Transcribe, exactly as they appear, only the lines from the one holding "Convert this screenshot" through the end of the entries below.

··· Task data ···

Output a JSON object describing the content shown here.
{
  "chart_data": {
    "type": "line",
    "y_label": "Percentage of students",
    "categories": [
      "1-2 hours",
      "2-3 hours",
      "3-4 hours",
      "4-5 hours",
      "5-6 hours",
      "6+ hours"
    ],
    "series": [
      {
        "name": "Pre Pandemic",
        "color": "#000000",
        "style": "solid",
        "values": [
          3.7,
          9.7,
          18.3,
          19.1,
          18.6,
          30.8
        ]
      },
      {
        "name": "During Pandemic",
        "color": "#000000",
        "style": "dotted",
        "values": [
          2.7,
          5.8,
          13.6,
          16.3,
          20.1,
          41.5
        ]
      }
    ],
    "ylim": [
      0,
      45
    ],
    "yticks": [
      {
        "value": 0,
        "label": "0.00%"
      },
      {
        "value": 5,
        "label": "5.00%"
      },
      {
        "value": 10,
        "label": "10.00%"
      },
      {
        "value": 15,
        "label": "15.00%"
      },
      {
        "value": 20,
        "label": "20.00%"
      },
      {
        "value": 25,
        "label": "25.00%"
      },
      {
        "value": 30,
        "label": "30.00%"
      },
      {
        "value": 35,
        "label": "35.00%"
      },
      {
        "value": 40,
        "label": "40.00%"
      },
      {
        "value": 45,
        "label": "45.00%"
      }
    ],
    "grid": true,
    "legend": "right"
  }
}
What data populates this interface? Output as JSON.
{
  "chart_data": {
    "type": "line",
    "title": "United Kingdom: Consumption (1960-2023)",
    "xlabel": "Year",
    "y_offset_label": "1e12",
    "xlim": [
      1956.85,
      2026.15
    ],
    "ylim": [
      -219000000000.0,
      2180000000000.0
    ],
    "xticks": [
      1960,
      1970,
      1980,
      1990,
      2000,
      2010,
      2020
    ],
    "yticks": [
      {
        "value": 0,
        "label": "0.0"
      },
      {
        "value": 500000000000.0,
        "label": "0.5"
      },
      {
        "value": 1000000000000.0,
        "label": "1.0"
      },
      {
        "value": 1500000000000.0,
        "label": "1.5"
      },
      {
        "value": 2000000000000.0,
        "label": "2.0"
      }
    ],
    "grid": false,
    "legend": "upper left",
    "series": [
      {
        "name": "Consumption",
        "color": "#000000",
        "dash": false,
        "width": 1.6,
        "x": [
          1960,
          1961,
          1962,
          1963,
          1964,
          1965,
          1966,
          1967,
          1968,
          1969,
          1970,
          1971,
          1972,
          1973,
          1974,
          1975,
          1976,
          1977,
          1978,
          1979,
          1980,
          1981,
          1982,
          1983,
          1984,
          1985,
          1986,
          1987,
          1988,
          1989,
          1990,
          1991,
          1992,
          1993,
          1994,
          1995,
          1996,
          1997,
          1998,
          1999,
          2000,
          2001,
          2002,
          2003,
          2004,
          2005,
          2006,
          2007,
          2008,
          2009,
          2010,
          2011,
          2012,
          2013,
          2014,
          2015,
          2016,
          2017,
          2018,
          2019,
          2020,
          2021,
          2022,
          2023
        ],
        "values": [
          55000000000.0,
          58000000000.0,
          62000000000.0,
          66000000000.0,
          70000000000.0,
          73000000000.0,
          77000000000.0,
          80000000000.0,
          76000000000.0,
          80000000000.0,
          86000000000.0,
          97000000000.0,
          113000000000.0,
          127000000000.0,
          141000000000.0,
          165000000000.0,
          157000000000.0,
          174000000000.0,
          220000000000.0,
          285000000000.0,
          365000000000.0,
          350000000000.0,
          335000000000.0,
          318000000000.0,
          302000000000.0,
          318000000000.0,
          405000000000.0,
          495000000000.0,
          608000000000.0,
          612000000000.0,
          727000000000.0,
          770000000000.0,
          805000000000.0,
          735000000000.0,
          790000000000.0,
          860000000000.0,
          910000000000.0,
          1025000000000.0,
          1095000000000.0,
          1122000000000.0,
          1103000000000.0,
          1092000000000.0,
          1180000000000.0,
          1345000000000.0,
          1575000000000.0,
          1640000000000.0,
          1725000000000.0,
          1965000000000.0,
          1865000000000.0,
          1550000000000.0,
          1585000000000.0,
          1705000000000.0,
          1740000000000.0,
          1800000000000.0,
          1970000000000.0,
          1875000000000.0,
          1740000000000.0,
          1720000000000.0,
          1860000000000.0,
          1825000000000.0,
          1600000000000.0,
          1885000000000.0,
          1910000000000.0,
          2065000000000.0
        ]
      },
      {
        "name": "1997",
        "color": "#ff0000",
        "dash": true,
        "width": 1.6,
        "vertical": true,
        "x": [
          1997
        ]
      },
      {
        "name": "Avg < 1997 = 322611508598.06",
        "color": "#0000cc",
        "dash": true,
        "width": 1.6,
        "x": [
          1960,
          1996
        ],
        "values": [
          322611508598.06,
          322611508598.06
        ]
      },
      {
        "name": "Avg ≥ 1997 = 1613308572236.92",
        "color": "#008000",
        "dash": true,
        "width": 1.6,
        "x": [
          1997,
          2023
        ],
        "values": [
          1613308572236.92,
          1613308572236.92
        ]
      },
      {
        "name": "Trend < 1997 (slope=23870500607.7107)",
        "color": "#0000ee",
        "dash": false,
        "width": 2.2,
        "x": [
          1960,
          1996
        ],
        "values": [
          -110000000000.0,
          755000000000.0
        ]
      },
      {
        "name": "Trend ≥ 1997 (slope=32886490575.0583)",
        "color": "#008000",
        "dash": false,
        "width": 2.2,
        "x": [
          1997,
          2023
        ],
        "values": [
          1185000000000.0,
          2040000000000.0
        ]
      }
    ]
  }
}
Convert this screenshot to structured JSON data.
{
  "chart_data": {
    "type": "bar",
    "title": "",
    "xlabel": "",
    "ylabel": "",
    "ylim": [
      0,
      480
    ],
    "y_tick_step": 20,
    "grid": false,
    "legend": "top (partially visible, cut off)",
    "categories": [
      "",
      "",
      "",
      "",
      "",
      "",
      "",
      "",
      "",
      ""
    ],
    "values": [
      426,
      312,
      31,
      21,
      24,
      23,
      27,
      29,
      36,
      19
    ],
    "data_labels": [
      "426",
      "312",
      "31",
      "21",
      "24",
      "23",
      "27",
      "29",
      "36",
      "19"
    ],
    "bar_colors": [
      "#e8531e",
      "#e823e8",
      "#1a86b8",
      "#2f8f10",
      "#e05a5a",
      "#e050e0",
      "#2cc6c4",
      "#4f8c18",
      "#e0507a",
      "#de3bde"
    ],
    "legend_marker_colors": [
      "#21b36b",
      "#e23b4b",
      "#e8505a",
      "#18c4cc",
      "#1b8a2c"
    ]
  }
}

···

# Written answer
Convert this screenshot to structured JSON data.
{
  "chart_data": {
    "type": "bar",
    "title": "",
    "xlabel": "",
    "ylabel": "",
    "ylim": [
      0,
      480
    ],
    "y_tick_step": 20,
    "grid": false,
    "legend": "top (partially visible, cut off)",
    "categories": [
      "",
      "",
      "",
      "",
      "",
      "",
      "",
      "",
      "",
      ""
    ],
    "values": [
      426,
      312,
      31,
      21,
      24,
      23,
      27,
      29,
      36,
      19
    ],
    "data_labels": [
      "426",
      "312",
      "31",
      "21",
      "24",
      "23",
      "27",
      "29",
      "36",
      "19"
    ],
    "bar_colors": [
      "#e8531e",
      "#e823e8",
      "#1a86b8",
      "#2f8f10",
      "#e05a5a",
      "#e050e0",
      "#2cc6c4",
      "#4f8c18",
      "#e0507a",
      "#de3bde"
    ],
    "legend_marker_colors": [
      "#21b36b",
      "#e23b4b",
      "#e8505a",
      "#18c4cc",
      "#1b8a2c"
    ]
  }
}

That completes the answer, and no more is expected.